Goal:
Transcribe each entry below exactly. Pictures do not go in the copy.

Records supplied:
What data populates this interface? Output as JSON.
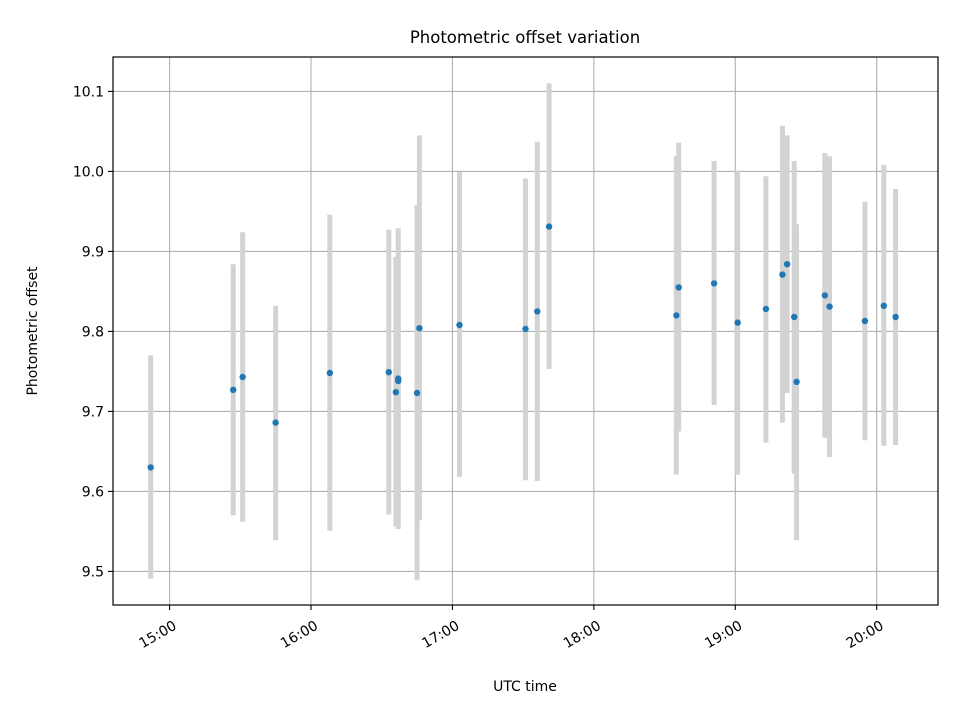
{
  "chart_data": {
    "type": "scatter",
    "title": "Photometric offset variation",
    "xlabel": "UTC time",
    "ylabel": "Photometric offset",
    "x_axis_type": "time",
    "xlim": [
      "14:36",
      "20:26"
    ],
    "ylim": [
      9.458,
      10.143
    ],
    "x_ticks": [
      {
        "value": "15:00",
        "label": "15:00"
      },
      {
        "value": "16:00",
        "label": "16:00"
      },
      {
        "value": "17:00",
        "label": "17:00"
      },
      {
        "value": "18:00",
        "label": "18:00"
      },
      {
        "value": "19:00",
        "label": "19:00"
      },
      {
        "value": "20:00",
        "label": "20:00"
      }
    ],
    "y_ticks": [
      {
        "value": 9.5,
        "label": "9.5"
      },
      {
        "value": 9.6,
        "label": "9.6"
      },
      {
        "value": 9.7,
        "label": "9.7"
      },
      {
        "value": 9.8,
        "label": "9.8"
      },
      {
        "value": 9.9,
        "label": "9.9"
      },
      {
        "value": 10.0,
        "label": "10.0"
      },
      {
        "value": 10.1,
        "label": "10.1"
      }
    ],
    "grid": true,
    "marker_color": "#1f77b4",
    "errorbar_color": "#d3d3d3",
    "points": [
      {
        "x": "14:52",
        "y": 9.63,
        "err_low": 9.491,
        "err_high": 9.77
      },
      {
        "x": "15:27",
        "y": 9.727,
        "err_low": 9.57,
        "err_high": 9.884
      },
      {
        "x": "15:31",
        "y": 9.743,
        "err_low": 9.562,
        "err_high": 9.924
      },
      {
        "x": "15:45",
        "y": 9.686,
        "err_low": 9.539,
        "err_high": 9.832
      },
      {
        "x": "16:08",
        "y": 9.748,
        "err_low": 9.551,
        "err_high": 9.946
      },
      {
        "x": "16:33",
        "y": 9.749,
        "err_low": 9.571,
        "err_high": 9.927
      },
      {
        "x": "16:36",
        "y": 9.724,
        "err_low": 9.556,
        "err_high": 9.893
      },
      {
        "x": "16:37",
        "y": 9.738,
        "err_low": 9.553,
        "err_high": 9.929
      },
      {
        "x": "16:37",
        "y": 9.741,
        "err_low": 9.572,
        "err_high": 9.9
      },
      {
        "x": "16:45",
        "y": 9.723,
        "err_low": 9.489,
        "err_high": 9.958
      },
      {
        "x": "16:46",
        "y": 9.804,
        "err_low": 9.564,
        "err_high": 10.045
      },
      {
        "x": "17:03",
        "y": 9.808,
        "err_low": 9.618,
        "err_high": 9.999
      },
      {
        "x": "17:31",
        "y": 9.803,
        "err_low": 9.614,
        "err_high": 9.991
      },
      {
        "x": "17:36",
        "y": 9.825,
        "err_low": 9.613,
        "err_high": 10.037
      },
      {
        "x": "17:41",
        "y": 9.931,
        "err_low": 9.753,
        "err_high": 10.11
      },
      {
        "x": "18:35",
        "y": 9.82,
        "err_low": 9.621,
        "err_high": 10.019
      },
      {
        "x": "18:36",
        "y": 9.855,
        "err_low": 9.675,
        "err_high": 10.036
      },
      {
        "x": "18:51",
        "y": 9.86,
        "err_low": 9.708,
        "err_high": 10.013
      },
      {
        "x": "19:01",
        "y": 9.811,
        "err_low": 9.621,
        "err_high": 10.001
      },
      {
        "x": "19:13",
        "y": 9.828,
        "err_low": 9.661,
        "err_high": 9.994
      },
      {
        "x": "19:20",
        "y": 9.871,
        "err_low": 9.686,
        "err_high": 10.057
      },
      {
        "x": "19:22",
        "y": 9.884,
        "err_low": 9.723,
        "err_high": 10.045
      },
      {
        "x": "19:25",
        "y": 9.818,
        "err_low": 9.622,
        "err_high": 10.013
      },
      {
        "x": "19:26",
        "y": 9.737,
        "err_low": 9.539,
        "err_high": 9.934
      },
      {
        "x": "19:38",
        "y": 9.845,
        "err_low": 9.667,
        "err_high": 10.023
      },
      {
        "x": "19:40",
        "y": 9.831,
        "err_low": 9.643,
        "err_high": 10.019
      },
      {
        "x": "19:55",
        "y": 9.813,
        "err_low": 9.664,
        "err_high": 9.962
      },
      {
        "x": "20:03",
        "y": 9.832,
        "err_low": 9.657,
        "err_high": 10.008
      },
      {
        "x": "20:08",
        "y": 9.818,
        "err_low": 9.658,
        "err_high": 9.978
      }
    ]
  }
}
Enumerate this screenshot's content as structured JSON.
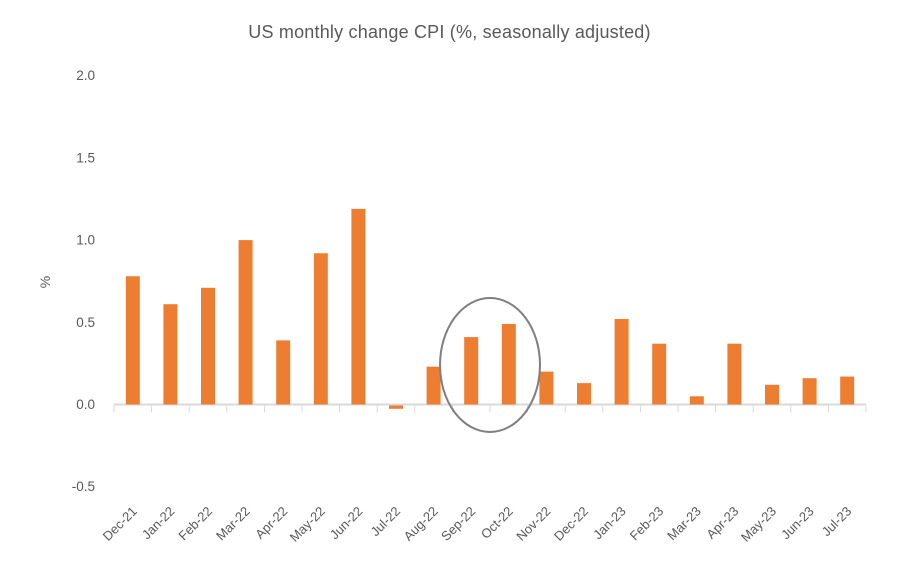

Problem solution:
What data populates this interface? Output as JSON.
{
  "chart_data": {
    "type": "scatter",
    "title": "Photometric offset variation",
    "xlabel": "UTC time",
    "ylabel": "Photometric offset",
    "x_axis_type": "time",
    "xlim": [
      "14:36",
      "20:26"
    ],
    "ylim": [
      9.458,
      10.143
    ],
    "x_ticks": [
      {
        "value": "15:00",
        "label": "15:00"
      },
      {
        "value": "16:00",
        "label": "16:00"
      },
      {
        "value": "17:00",
        "label": "17:00"
      },
      {
        "value": "18:00",
        "label": "18:00"
      },
      {
        "value": "19:00",
        "label": "19:00"
      },
      {
        "value": "20:00",
        "label": "20:00"
      }
    ],
    "y_ticks": [
      {
        "value": 9.5,
        "label": "9.5"
      },
      {
        "value": 9.6,
        "label": "9.6"
      },
      {
        "value": 9.7,
        "label": "9.7"
      },
      {
        "value": 9.8,
        "label": "9.8"
      },
      {
        "value": 9.9,
        "label": "9.9"
      },
      {
        "value": 10.0,
        "label": "10.0"
      },
      {
        "value": 10.1,
        "label": "10.1"
      }
    ],
    "grid": true,
    "marker_color": "#1f77b4",
    "errorbar_color": "#d3d3d3",
    "points": [
      {
        "x": "14:52",
        "y": 9.63,
        "err_low": 9.491,
        "err_high": 9.77
      },
      {
        "x": "15:27",
        "y": 9.727,
        "err_low": 9.57,
        "err_high": 9.884
      },
      {
        "x": "15:31",
        "y": 9.743,
        "err_low": 9.562,
        "err_high": 9.924
      },
      {
        "x": "15:45",
        "y": 9.686,
        "err_low": 9.539,
        "err_high": 9.832
      },
      {
        "x": "16:08",
        "y": 9.748,
        "err_low": 9.551,
        "err_high": 9.946
      },
      {
        "x": "16:33",
        "y": 9.749,
        "err_low": 9.571,
        "err_high": 9.927
      },
      {
        "x": "16:36",
        "y": 9.724,
        "err_low": 9.556,
        "err_high": 9.893
      },
      {
        "x": "16:37",
        "y": 9.738,
        "err_low": 9.553,
        "err_high": 9.929
      },
      {
        "x": "16:37",
        "y": 9.741,
        "err_low": 9.572,
        "err_high": 9.9
      },
      {
        "x": "16:45",
        "y": 9.723,
        "err_low": 9.489,
        "err_high": 9.958
      },
      {
        "x": "16:46",
        "y": 9.804,
        "err_low": 9.564,
        "err_high": 10.045
      },
      {
        "x": "17:03",
        "y": 9.808,
        "err_low": 9.618,
        "err_high": 9.999
      },
      {
        "x": "17:31",
        "y": 9.803,
        "err_low": 9.614,
        "err_high": 9.991
      },
      {
        "x": "17:36",
        "y": 9.825,
        "err_low": 9.613,
        "err_high": 10.037
      },
      {
        "x": "17:41",
        "y": 9.931,
        "err_low": 9.753,
        "err_high": 10.11
      },
      {
        "x": "18:35",
        "y": 9.82,
        "err_low": 9.621,
        "err_high": 10.019
      },
      {
        "x": "18:36",
        "y": 9.855,
        "err_low": 9.675,
        "err_high": 10.036
      },
      {
        "x": "18:51",
        "y": 9.86,
        "err_low": 9.708,
        "err_high": 10.013
      },
      {
        "x": "19:01",
        "y": 9.811,
        "err_low": 9.621,
        "err_high": 10.001
      },
      {
        "x": "19:13",
        "y": 9.828,
        "err_low": 9.661,
        "err_high": 9.994
      },
      {
        "x": "19:20",
        "y": 9.871,
        "err_low": 9.686,
        "err_high": 10.057
      },
      {
        "x": "19:22",
        "y": 9.884,
        "err_low": 9.723,
        "err_high": 10.045
      },
      {
        "x": "19:25",
        "y": 9.818,
        "err_low": 9.622,
        "err_high": 10.013
      },
      {
        "x": "19:26",
        "y": 9.737,
        "err_low": 9.539,
        "err_high": 9.934
      },
      {
        "x": "19:38",
        "y": 9.845,
        "err_low": 9.667,
        "err_high": 10.023
      },
      {
        "x": "19:40",
        "y": 9.831,
        "err_low": 9.643,
        "err_high": 10.019
      },
      {
        "x": "19:55",
        "y": 9.813,
        "err_low": 9.664,
        "err_high": 9.962
      },
      {
        "x": "20:03",
        "y": 9.832,
        "err_low": 9.657,
        "err_high": 10.008
      },
      {
        "x": "20:08",
        "y": 9.818,
        "err_low": 9.658,
        "err_high": 9.978
      }
    ]
  }
}
Enumerate this screenshot's content as structured JSON.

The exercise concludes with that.